[Extracted records]

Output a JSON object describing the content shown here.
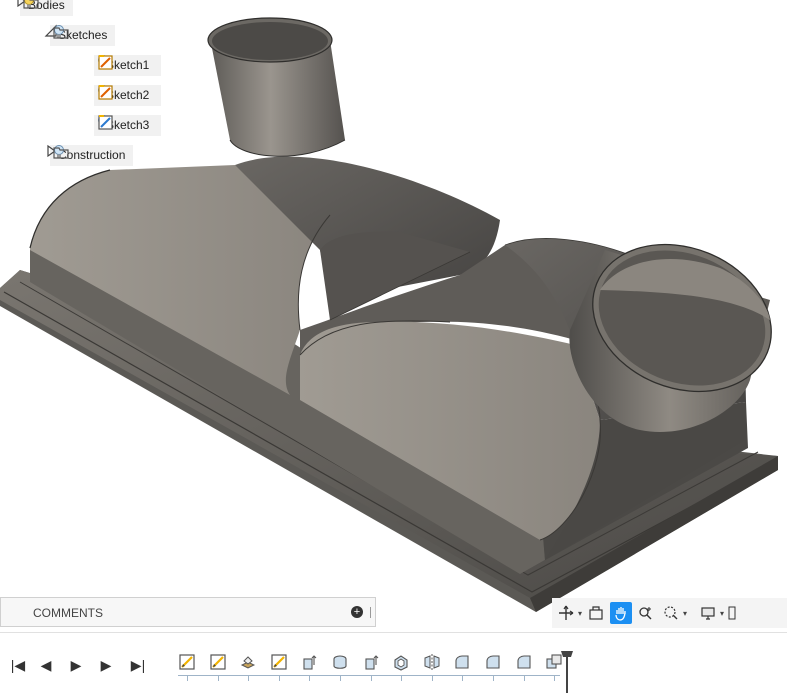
{
  "browser": {
    "items": [
      {
        "label": "Bodies",
        "expanded": false
      },
      {
        "label": "Sketches",
        "expanded": true
      },
      {
        "label": "Sketch1"
      },
      {
        "label": "Sketch2"
      },
      {
        "label": "Sketch3"
      },
      {
        "label": "Construction",
        "expanded": false
      }
    ]
  },
  "comments": {
    "title": "COMMENTS",
    "add_symbol": "+"
  },
  "navbar": {
    "icons": [
      "orbit-icon",
      "look-at-icon",
      "pan-icon",
      "zoom-icon",
      "zoom-window-icon",
      "display-settings-icon"
    ],
    "active": "pan-icon"
  },
  "playback": {
    "icons": [
      "first-icon",
      "previous-icon",
      "play-icon",
      "next-icon",
      "last-icon"
    ],
    "symbols": [
      "|◀",
      "◀",
      "▶",
      "▶",
      "▶|"
    ]
  },
  "timeline": {
    "features": [
      "sketch",
      "sketch",
      "loft",
      "sketch",
      "extrude",
      "revolve",
      "extrude",
      "shell",
      "mirror",
      "fillet",
      "fillet",
      "fillet",
      "combine"
    ]
  },
  "colors": {
    "accent": "#1c8ff2",
    "model_light": "#8f8a82",
    "model_dark": "#4e4c49",
    "sketch_icon": "#f2b400"
  }
}
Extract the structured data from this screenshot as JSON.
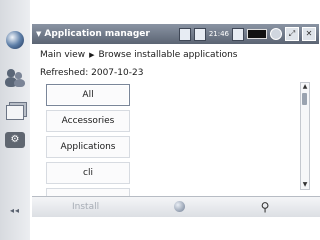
{
  "titlebar": {
    "menu_title": "Application manager",
    "clock": "21:46",
    "icons": [
      "document-icon",
      "bluetooth-document-icon",
      "battery-icon",
      "connectivity-icon",
      "close-icon"
    ]
  },
  "breadcrumb": {
    "root": "Main view",
    "current": "Browse installable applications"
  },
  "refreshed_label": "Refreshed: 2007-10-23",
  "categories": [
    {
      "label": "All",
      "selected": true
    },
    {
      "label": "Accessories",
      "selected": false
    },
    {
      "label": "Applications",
      "selected": false
    },
    {
      "label": "cli",
      "selected": false
    }
  ],
  "bottombar": {
    "install_label": "Install",
    "install_enabled": false
  }
}
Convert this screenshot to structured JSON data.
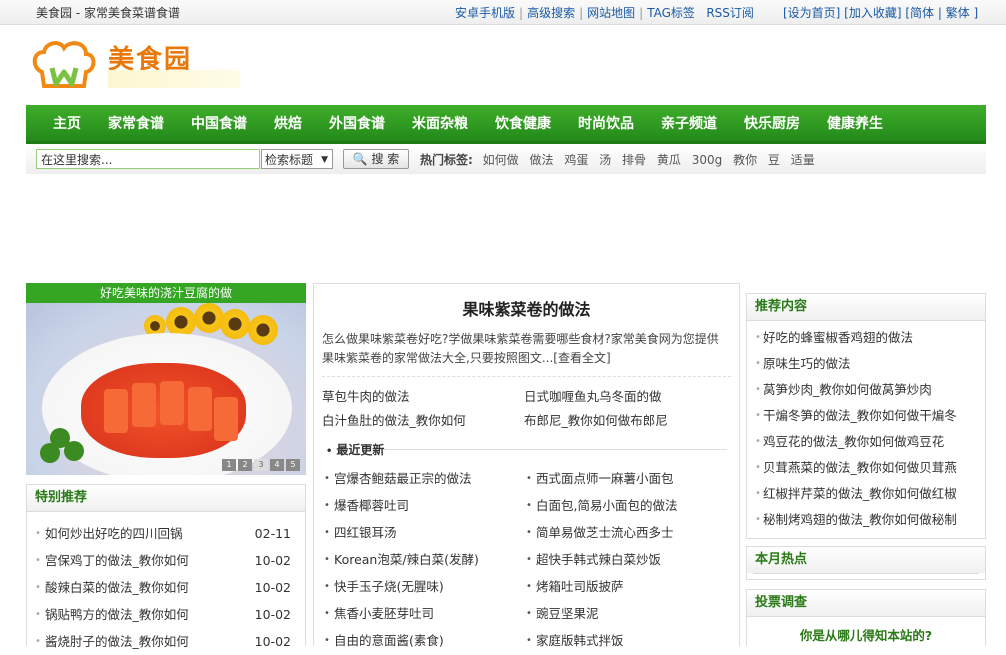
{
  "topbar": {
    "site_tag": "美食园 - 家常美食菜谱食谱",
    "links": [
      "安卓手机版",
      "高级搜索",
      "网站地图",
      "TAG标签",
      "RSS订阅"
    ],
    "right_links": "[设为首页] [加入收藏] [简体 | 繁体 ]"
  },
  "logo": {
    "text": "美食园"
  },
  "nav": [
    "主页",
    "家常食谱",
    "中国食谱",
    "烘焙",
    "外国食谱",
    "米面杂粮",
    "饮食健康",
    "时尚饮品",
    "亲子频道",
    "快乐厨房",
    "健康养生"
  ],
  "search": {
    "placeholder": "在这里搜索...",
    "select_value": "检索标题",
    "button_label": "🔍 搜 索",
    "hot_label": "热门标签:",
    "hot_tags": [
      "如何做",
      "做法",
      "鸡蛋",
      "汤",
      "排骨",
      "黄瓜",
      "300g",
      "教你",
      "豆",
      "适量"
    ]
  },
  "slideshow": {
    "caption": "好吃美味的浇汁豆腐的做",
    "pages": [
      "1",
      "2",
      "3",
      "4",
      "5"
    ]
  },
  "special": {
    "title": "特别推荐",
    "items": [
      {
        "title": "如何炒出好吃的四川回锅",
        "date": "02-11"
      },
      {
        "title": "宫保鸡丁的做法_教你如何",
        "date": "10-02"
      },
      {
        "title": "酸辣白菜的做法_教你如何",
        "date": "10-02"
      },
      {
        "title": "锅贴鸭方的做法_教你如何",
        "date": "10-02"
      },
      {
        "title": "酱烧肘子的做法_教你如何",
        "date": "10-02"
      }
    ]
  },
  "headline": {
    "title": "果味紫菜卷的做法",
    "summary": "怎么做果味紫菜卷好吃?学做果味紫菜卷需要哪些食材?家常美食网为您提供果味紫菜卷的家常做法大全,只要按照图文...",
    "more": "[查看全文]"
  },
  "pairs": [
    [
      "草包牛肉的做法",
      "日式咖喱鱼丸乌冬面的做"
    ],
    [
      "白汁鱼肚的做法_教你如何",
      "布郎尼_教你如何做布郎尼"
    ]
  ],
  "recent": {
    "title": "最近更新",
    "items": [
      "宫爆杏鲍菇最正宗的做法",
      "西式面点师一麻薯小面包",
      "爆香椰蓉吐司",
      "白面包,简易小面包的做法",
      "四红银耳汤",
      "简单易做芝士流心西多士",
      "Korean泡菜/辣白菜(发酵)",
      "超快手韩式辣白菜炒饭",
      "快手玉子烧(无腥味)",
      "烤箱吐司版披萨",
      "焦香小麦胚芽吐司",
      "豌豆坚果泥",
      "自由的意面酱(素食)",
      "家庭版韩式拌饭"
    ]
  },
  "recommend": {
    "title": "推荐内容",
    "items": [
      "好吃的蜂蜜椒香鸡翅的做法",
      "原味生巧的做法",
      "莴笋炒肉_教你如何做莴笋炒肉",
      "干煸冬笋的做法_教你如何做干煸冬",
      "鸡豆花的做法_教你如何做鸡豆花",
      "贝茸燕菜的做法_教你如何做贝茸燕",
      "红椒拌芹菜的做法_教你如何做红椒",
      "秘制烤鸡翅的做法_教你如何做秘制"
    ]
  },
  "hot_month": {
    "title": "本月热点"
  },
  "poll": {
    "title": "投票调查",
    "question": "你是从哪儿得知本站的?"
  }
}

> **EXERCISE DETAILS**
Repeat the material verbatim. Do not carry over any picture.

> **WRITTEN RESPONSE**
Output a JSON object describing the content shown here.
{
  "browser": {
    "items": [
      {
        "label": "Bodies",
        "expanded": false
      },
      {
        "label": "Sketches",
        "expanded": true
      },
      {
        "label": "Sketch1"
      },
      {
        "label": "Sketch2"
      },
      {
        "label": "Sketch3"
      },
      {
        "label": "Construction",
        "expanded": false
      }
    ]
  },
  "comments": {
    "title": "COMMENTS",
    "add_symbol": "+"
  },
  "navbar": {
    "icons": [
      "orbit-icon",
      "look-at-icon",
      "pan-icon",
      "zoom-icon",
      "zoom-window-icon",
      "display-settings-icon"
    ],
    "active": "pan-icon"
  },
  "playback": {
    "icons": [
      "first-icon",
      "previous-icon",
      "play-icon",
      "next-icon",
      "last-icon"
    ],
    "symbols": [
      "|◀",
      "◀",
      "▶",
      "▶",
      "▶|"
    ]
  },
  "timeline": {
    "features": [
      "sketch",
      "sketch",
      "loft",
      "sketch",
      "extrude",
      "revolve",
      "extrude",
      "shell",
      "mirror",
      "fillet",
      "fillet",
      "fillet",
      "combine"
    ]
  },
  "colors": {
    "accent": "#1c8ff2",
    "model_light": "#8f8a82",
    "model_dark": "#4e4c49",
    "sketch_icon": "#f2b400"
  }
}
Extract the structured data from this screenshot as JSON.
{
  "titlebar": {
    "menu_title": "Application manager",
    "clock": "21:46",
    "icons": [
      "document-icon",
      "bluetooth-document-icon",
      "battery-icon",
      "connectivity-icon",
      "close-icon"
    ]
  },
  "breadcrumb": {
    "root": "Main view",
    "current": "Browse installable applications"
  },
  "refreshed_label": "Refreshed: 2007-10-23",
  "categories": [
    {
      "label": "All",
      "selected": true
    },
    {
      "label": "Accessories",
      "selected": false
    },
    {
      "label": "Applications",
      "selected": false
    },
    {
      "label": "cli",
      "selected": false
    }
  ],
  "bottombar": {
    "install_label": "Install",
    "install_enabled": false
  }
}
Convert this screenshot to structured JSON data.
{
  "topbar": {
    "site_tag": "美食园 - 家常美食菜谱食谱",
    "links": [
      "安卓手机版",
      "高级搜索",
      "网站地图",
      "TAG标签",
      "RSS订阅"
    ],
    "right_links": "[设为首页] [加入收藏] [简体 | 繁体 ]"
  },
  "logo": {
    "text": "美食园"
  },
  "nav": [
    "主页",
    "家常食谱",
    "中国食谱",
    "烘焙",
    "外国食谱",
    "米面杂粮",
    "饮食健康",
    "时尚饮品",
    "亲子频道",
    "快乐厨房",
    "健康养生"
  ],
  "search": {
    "placeholder": "在这里搜索...",
    "select_value": "检索标题",
    "button_label": "🔍 搜 索",
    "hot_label": "热门标签:",
    "hot_tags": [
      "如何做",
      "做法",
      "鸡蛋",
      "汤",
      "排骨",
      "黄瓜",
      "300g",
      "教你",
      "豆",
      "适量"
    ]
  },
  "slideshow": {
    "caption": "好吃美味的浇汁豆腐的做",
    "pages": [
      "1",
      "2",
      "3",
      "4",
      "5"
    ]
  },
  "special": {
    "title": "特别推荐",
    "items": [
      {
        "title": "如何炒出好吃的四川回锅",
        "date": "02-11"
      },
      {
        "title": "宫保鸡丁的做法_教你如何",
        "date": "10-02"
      },
      {
        "title": "酸辣白菜的做法_教你如何",
        "date": "10-02"
      },
      {
        "title": "锅贴鸭方的做法_教你如何",
        "date": "10-02"
      },
      {
        "title": "酱烧肘子的做法_教你如何",
        "date": "10-02"
      }
    ]
  },
  "headline": {
    "title": "果味紫菜卷的做法",
    "summary": "怎么做果味紫菜卷好吃?学做果味紫菜卷需要哪些食材?家常美食网为您提供果味紫菜卷的家常做法大全,只要按照图文...",
    "more": "[查看全文]"
  },
  "pairs": [
    [
      "草包牛肉的做法",
      "日式咖喱鱼丸乌冬面的做"
    ],
    [
      "白汁鱼肚的做法_教你如何",
      "布郎尼_教你如何做布郎尼"
    ]
  ],
  "recent": {
    "title": "最近更新",
    "items": [
      "宫爆杏鲍菇最正宗的做法",
      "西式面点师一麻薯小面包",
      "爆香椰蓉吐司",
      "白面包,简易小面包的做法",
      "四红银耳汤",
      "简单易做芝士流心西多士",
      "Korean泡菜/辣白菜(发酵)",
      "超快手韩式辣白菜炒饭",
      "快手玉子烧(无腥味)",
      "烤箱吐司版披萨",
      "焦香小麦胚芽吐司",
      "豌豆坚果泥",
      "自由的意面酱(素食)",
      "家庭版韩式拌饭"
    ]
  },
  "recommend": {
    "title": "推荐内容",
    "items": [
      "好吃的蜂蜜椒香鸡翅的做法",
      "原味生巧的做法",
      "莴笋炒肉_教你如何做莴笋炒肉",
      "干煸冬笋的做法_教你如何做干煸冬",
      "鸡豆花的做法_教你如何做鸡豆花",
      "贝茸燕菜的做法_教你如何做贝茸燕",
      "红椒拌芹菜的做法_教你如何做红椒",
      "秘制烤鸡翅的做法_教你如何做秘制"
    ]
  },
  "hot_month": {
    "title": "本月热点"
  },
  "poll": {
    "title": "投票调查",
    "question": "你是从哪儿得知本站的?"
  }
}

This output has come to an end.